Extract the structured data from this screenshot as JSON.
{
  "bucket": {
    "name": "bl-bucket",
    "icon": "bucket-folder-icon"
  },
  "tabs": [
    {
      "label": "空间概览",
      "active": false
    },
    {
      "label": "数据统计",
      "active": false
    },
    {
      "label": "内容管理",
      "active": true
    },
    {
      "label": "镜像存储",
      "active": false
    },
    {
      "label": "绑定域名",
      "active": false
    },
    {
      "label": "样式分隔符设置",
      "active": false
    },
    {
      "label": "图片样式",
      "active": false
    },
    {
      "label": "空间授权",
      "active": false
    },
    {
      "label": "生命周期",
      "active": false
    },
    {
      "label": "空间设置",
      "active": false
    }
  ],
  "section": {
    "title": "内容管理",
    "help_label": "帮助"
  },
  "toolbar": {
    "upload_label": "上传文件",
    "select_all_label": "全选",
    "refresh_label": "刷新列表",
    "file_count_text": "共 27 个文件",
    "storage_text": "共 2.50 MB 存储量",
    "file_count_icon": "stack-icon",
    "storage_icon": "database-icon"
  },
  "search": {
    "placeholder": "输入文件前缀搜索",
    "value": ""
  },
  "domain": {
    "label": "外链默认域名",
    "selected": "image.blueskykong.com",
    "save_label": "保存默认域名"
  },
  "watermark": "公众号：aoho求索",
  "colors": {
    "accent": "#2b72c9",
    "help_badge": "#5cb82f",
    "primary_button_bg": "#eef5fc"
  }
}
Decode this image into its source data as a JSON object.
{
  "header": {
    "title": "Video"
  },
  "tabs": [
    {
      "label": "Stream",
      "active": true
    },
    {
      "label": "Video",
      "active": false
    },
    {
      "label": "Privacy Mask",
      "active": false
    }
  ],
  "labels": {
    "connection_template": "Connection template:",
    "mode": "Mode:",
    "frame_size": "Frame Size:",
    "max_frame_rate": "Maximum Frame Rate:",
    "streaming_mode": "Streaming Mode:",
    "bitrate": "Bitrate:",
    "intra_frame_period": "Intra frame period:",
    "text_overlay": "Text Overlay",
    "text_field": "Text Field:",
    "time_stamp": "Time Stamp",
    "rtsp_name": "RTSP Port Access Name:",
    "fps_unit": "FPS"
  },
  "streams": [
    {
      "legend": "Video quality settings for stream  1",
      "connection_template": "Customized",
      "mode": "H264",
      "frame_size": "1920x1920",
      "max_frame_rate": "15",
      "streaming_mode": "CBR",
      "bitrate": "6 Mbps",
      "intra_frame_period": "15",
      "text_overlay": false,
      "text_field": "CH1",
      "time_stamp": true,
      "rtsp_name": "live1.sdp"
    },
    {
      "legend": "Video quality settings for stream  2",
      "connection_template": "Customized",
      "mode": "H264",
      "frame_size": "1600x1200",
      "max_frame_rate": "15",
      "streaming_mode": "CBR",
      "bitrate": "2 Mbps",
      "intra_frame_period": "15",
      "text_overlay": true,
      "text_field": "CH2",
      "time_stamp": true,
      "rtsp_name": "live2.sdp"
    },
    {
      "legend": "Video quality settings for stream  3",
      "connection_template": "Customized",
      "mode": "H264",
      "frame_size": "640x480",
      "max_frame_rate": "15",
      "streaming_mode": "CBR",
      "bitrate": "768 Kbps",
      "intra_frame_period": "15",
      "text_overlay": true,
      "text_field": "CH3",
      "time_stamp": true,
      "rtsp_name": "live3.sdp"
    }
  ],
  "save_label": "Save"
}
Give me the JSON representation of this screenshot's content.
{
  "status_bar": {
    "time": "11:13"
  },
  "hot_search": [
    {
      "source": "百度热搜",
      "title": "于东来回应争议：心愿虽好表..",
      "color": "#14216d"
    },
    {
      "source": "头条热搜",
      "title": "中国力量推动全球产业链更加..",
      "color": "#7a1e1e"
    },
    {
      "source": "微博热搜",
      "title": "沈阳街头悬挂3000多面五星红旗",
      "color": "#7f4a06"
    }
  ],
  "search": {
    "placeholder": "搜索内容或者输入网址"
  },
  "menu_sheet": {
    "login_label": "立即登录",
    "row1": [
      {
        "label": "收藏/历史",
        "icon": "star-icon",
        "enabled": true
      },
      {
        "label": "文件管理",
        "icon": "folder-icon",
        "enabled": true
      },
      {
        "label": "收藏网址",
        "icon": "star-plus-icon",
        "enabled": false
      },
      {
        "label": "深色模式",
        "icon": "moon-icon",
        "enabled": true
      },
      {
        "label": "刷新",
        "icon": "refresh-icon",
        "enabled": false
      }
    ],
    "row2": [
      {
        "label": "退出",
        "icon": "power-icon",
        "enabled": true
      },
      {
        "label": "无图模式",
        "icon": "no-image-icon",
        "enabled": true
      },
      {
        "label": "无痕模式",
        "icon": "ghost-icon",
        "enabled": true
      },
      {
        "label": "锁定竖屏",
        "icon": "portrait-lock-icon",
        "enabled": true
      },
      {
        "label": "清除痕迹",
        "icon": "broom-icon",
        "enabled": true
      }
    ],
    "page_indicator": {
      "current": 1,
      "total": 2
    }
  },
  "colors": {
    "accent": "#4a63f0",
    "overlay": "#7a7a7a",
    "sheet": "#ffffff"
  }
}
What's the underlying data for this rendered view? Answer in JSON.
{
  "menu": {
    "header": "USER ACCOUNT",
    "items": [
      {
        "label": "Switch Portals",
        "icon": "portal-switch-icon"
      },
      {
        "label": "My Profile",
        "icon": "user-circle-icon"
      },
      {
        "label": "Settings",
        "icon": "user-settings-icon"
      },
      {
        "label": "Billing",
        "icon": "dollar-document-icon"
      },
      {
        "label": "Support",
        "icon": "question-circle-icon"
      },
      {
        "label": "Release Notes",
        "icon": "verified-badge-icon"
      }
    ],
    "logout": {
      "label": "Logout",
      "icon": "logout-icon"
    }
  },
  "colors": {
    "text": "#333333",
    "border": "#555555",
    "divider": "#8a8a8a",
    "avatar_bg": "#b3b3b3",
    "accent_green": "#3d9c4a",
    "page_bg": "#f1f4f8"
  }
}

★ ★ ★ ★ ★ ★ ★

Gather each line in these records that contains the string "this".

## Full output
Extract the structured data from this screenshot as JSON.
Decode this image into its source data as a JSON object.
Give me the JSON representation of this screenshot's content.
What's the underlying data for this rendered view? Answer in JSON.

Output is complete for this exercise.